======== 文档摘录 ========
这项失败令我难受了好几年。有时候,我会忍不住想到,如果我在16岁或17岁就开始练跑步,再加上适当指导的话,情况会是如何?也许我至少能达到加入田径队的标准?我会不会因此而成为黑格的美国敌手?

1970年,当我41岁时,又开始跑步了,不过这次是为了减肥和增进健康。等我达到这些目的后,我察觉到那股昔日的火苗又重新燃起,疯狂的希望又出现了:或许我还是能在40多岁的年龄层中,和他人一较长短,跑出世界水平。很显然,现在不可能跑出4分钟1英里的成绩,但也许能跑出5分钟1英里的成绩呢!

我一边花时间独自练跑步,一边开始查询不同年龄层的世界纪录,从小孩查到老人,查各种不同距离,查来自世界各个角落的纪录。我发现,虽说大部分世界纪录从某个年龄层过渡到下个年龄层时(例如从29岁到30岁,再到31岁),都是由散落在世界各地不同的人在不同的运动会上创下的,然而,每一项纪录都形成了一条紧密的点线。在100米短跑项目上,这条曲线的高峰落在20岁出头的地方,而马拉松项目的曲线高峰则落在20多岁近30岁的阶段。这份统计数据显示,所谓世界第一,不论是何人,身在何处,何时比赛,只要知道他的年龄,差不多就可以准确预估他将创下的世界纪录是多少。换言之,单靠年龄就可以说明几乎所有世界纪录的变化。
========
题目要求 => 把这段摘录从“我一边花时间独自练跑步,一边”起、到“说明几乎所有世界纪录的变化。”为止(含首尾)的内容照录一遍,并将其中的“100米短跑”换成“200米短跑”。 下面的清单是另一份独立的材料,与这段摘录无关。
======== 显示信息 ========
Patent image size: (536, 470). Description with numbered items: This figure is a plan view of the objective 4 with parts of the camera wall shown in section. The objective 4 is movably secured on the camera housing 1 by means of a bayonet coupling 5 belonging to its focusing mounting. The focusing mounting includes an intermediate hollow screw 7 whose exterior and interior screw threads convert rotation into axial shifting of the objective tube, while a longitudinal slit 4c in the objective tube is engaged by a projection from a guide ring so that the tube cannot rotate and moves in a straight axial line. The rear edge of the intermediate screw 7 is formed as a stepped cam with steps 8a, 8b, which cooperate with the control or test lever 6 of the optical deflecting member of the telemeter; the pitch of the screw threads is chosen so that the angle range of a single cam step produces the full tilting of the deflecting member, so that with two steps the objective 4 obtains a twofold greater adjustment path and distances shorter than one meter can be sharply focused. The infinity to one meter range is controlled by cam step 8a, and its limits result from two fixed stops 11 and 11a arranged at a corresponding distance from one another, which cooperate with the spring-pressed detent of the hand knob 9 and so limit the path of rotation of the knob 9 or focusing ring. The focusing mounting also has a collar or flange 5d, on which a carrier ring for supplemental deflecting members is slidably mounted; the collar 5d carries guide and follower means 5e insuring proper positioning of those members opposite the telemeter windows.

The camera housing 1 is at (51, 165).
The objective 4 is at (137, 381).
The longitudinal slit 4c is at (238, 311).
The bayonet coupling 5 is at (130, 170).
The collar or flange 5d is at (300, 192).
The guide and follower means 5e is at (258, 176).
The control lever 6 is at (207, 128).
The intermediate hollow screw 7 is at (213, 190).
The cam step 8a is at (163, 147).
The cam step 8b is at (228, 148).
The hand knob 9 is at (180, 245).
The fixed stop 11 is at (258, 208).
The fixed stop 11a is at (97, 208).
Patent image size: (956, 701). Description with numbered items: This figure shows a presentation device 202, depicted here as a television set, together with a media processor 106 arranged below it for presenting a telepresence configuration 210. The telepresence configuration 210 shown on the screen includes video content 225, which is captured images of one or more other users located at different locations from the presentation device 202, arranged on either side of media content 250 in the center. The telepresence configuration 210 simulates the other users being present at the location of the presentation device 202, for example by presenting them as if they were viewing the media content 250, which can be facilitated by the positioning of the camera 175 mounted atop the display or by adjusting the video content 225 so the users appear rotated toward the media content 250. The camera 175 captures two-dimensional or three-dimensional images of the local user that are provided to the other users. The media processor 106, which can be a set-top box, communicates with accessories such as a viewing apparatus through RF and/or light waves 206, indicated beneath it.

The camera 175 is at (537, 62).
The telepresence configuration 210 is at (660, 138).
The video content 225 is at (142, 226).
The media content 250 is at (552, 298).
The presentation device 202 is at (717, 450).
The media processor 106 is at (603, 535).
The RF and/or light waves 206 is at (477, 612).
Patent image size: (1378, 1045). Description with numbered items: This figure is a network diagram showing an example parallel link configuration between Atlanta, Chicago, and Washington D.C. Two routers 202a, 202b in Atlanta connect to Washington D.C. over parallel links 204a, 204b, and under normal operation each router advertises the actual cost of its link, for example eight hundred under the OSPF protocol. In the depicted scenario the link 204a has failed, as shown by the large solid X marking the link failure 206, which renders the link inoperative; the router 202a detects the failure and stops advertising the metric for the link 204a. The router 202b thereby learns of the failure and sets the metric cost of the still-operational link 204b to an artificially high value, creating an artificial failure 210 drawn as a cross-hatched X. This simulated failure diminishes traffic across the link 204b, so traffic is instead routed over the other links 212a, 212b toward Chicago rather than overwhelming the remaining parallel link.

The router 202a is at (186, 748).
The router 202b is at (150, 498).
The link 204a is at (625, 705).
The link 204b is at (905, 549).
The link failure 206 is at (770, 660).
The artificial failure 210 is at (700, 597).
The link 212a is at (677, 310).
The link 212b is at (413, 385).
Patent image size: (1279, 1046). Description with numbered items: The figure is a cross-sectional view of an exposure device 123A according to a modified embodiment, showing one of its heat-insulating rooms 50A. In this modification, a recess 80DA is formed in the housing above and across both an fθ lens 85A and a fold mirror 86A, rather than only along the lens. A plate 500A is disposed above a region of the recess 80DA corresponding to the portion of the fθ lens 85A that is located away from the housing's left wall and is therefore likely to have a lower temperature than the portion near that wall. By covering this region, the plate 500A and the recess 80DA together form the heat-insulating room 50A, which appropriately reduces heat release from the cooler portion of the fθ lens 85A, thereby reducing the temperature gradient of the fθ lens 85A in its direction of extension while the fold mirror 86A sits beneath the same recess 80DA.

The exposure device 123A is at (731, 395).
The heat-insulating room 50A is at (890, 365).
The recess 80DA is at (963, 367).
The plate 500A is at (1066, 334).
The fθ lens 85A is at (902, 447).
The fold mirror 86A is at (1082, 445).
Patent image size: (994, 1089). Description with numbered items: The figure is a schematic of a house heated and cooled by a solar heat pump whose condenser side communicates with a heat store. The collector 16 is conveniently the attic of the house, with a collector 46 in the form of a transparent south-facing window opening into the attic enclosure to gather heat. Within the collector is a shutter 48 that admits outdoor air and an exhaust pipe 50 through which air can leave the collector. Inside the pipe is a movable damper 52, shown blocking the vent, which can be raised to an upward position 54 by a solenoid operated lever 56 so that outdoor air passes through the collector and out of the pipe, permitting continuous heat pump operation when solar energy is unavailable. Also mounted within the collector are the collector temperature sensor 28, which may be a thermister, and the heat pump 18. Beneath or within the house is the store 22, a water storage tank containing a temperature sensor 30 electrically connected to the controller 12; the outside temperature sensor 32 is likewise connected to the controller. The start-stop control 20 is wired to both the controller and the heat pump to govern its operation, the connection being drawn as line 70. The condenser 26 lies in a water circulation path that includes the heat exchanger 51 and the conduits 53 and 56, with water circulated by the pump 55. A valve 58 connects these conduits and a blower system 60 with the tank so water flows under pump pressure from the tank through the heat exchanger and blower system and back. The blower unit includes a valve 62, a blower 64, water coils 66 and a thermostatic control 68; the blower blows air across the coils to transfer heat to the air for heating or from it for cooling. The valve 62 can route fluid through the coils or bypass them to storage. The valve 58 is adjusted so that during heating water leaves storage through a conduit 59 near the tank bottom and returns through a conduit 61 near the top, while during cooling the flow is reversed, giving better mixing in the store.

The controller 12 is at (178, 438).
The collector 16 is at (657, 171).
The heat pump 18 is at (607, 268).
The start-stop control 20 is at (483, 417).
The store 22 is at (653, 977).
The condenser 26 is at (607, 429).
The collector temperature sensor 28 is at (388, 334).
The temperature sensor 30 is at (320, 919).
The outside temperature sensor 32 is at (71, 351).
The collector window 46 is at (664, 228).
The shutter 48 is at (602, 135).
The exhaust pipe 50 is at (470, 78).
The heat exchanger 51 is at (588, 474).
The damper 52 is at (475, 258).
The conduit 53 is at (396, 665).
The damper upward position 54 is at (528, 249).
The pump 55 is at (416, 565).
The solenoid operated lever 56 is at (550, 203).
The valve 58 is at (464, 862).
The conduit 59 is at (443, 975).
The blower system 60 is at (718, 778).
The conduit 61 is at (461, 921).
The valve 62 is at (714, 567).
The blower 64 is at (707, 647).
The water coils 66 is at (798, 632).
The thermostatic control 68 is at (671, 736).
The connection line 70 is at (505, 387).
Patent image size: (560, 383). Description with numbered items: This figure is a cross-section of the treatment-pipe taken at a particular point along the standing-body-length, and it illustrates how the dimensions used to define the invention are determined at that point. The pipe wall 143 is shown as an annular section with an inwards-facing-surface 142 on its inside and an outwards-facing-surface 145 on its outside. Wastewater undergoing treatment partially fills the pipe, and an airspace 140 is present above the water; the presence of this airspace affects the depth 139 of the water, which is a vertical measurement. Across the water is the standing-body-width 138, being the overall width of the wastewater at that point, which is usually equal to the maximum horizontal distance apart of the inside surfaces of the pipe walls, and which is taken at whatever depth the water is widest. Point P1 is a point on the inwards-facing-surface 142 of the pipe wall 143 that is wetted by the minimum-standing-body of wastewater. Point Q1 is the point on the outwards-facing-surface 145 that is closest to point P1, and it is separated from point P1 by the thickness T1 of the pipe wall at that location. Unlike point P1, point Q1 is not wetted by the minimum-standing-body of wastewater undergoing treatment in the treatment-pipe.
========
书面解答 =>
我一边花时间独自练跑步,一边开始查询不同年龄层的世界纪录,从小孩查到老人,查各种不同距离,查来自世界各个角落的纪录。我发现,虽说大部分世界纪录从某个年龄层过渡到下个年龄层时(例如从29岁到30岁,再到31岁),都是由散落在世界各地不同的人在不同的运动会上创下的,然而,每一项纪录都形成了一条紧密的点线。在200米短跑项目上,这条曲线的高峰落在20岁出头的地方,而马拉松项目的曲线高峰则落在20多岁近30岁的阶段。这份统计数据显示,所谓世界第一,不论是何人,身在何处,何时比赛,只要知道他的年龄,差不多就可以准确预估他将创下的世界纪录是多少。换言之,单靠年龄就可以说明几乎所有世界纪录的变化。